(Data excerpts)
>>
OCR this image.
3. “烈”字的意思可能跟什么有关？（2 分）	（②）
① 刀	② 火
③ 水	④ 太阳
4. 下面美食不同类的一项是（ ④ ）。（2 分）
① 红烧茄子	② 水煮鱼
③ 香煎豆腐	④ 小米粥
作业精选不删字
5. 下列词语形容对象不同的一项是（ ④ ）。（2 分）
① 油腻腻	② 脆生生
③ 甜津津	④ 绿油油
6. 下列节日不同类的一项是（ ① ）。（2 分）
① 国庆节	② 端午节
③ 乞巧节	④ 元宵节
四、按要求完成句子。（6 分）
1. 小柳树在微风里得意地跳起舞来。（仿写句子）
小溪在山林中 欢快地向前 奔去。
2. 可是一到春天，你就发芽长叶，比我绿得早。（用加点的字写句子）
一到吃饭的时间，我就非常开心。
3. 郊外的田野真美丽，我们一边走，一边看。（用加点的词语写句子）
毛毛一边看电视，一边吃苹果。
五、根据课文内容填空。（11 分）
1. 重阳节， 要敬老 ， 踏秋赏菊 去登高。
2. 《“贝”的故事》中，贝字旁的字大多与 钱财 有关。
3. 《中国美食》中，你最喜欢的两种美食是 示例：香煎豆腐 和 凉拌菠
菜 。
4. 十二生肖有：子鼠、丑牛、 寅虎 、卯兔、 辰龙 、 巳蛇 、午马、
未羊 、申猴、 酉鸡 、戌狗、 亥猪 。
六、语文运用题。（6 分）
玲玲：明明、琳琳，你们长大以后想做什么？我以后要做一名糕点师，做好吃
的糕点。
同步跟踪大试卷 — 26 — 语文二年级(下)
<<
**Exercise requirements**
Each line above is to be repeated exactly.

**Written answer**
OCR this image.
3. “烈”字的意思可能跟什么有关？（2 分）	（②）
① 刀	② 火
③ 水	④ 太阳
4. 下面美食不同类的一项是（ ④ ）。（2 分）
① 红烧茄子	② 水煮鱼
③ 香煎豆腐	④ 小米粥
作业精选不删字
5. 下列词语形容对象不同的一项是（ ④ ）。（2 分）
① 油腻腻	② 脆生生
③ 甜津津	④ 绿油油
6. 下列节日不同类的一项是（ ① ）。（2 分）
① 国庆节	② 端午节
③ 乞巧节	④ 元宵节
四、按要求完成句子。（6 分）
1. 小柳树在微风里得意地跳起舞来。（仿写句子）
小溪在山林中 欢快地向前 奔去。
2. 可是一到春天，你就发芽长叶，比我绿得早。（用加点的字写句子）
一到吃饭的时间，我就非常开心。
3. 郊外的田野真美丽，我们一边走，一边看。（用加点的词语写句子）
毛毛一边看电视，一边吃苹果。
五、根据课文内容填空。（11 分）
1. 重阳节， 要敬老 ， 踏秋赏菊 去登高。
2. 《“贝”的故事》中，贝字旁的字大多与 钱财 有关。
3. 《中国美食》中，你最喜欢的两种美食是 示例：香煎豆腐 和 凉拌菠
菜 。
4. 十二生肖有：子鼠、丑牛、 寅虎 、卯兔、 辰龙 、 巳蛇 、午马、
未羊 、申猴、 酉鸡 、戌狗、 亥猪 。
六、语文运用题。（6 分）
玲玲：明明、琳琳，你们长大以后想做什么？我以后要做一名糕点师，做好吃
的糕点。
同步跟踪大试卷 — 26 — 语文二年级(下)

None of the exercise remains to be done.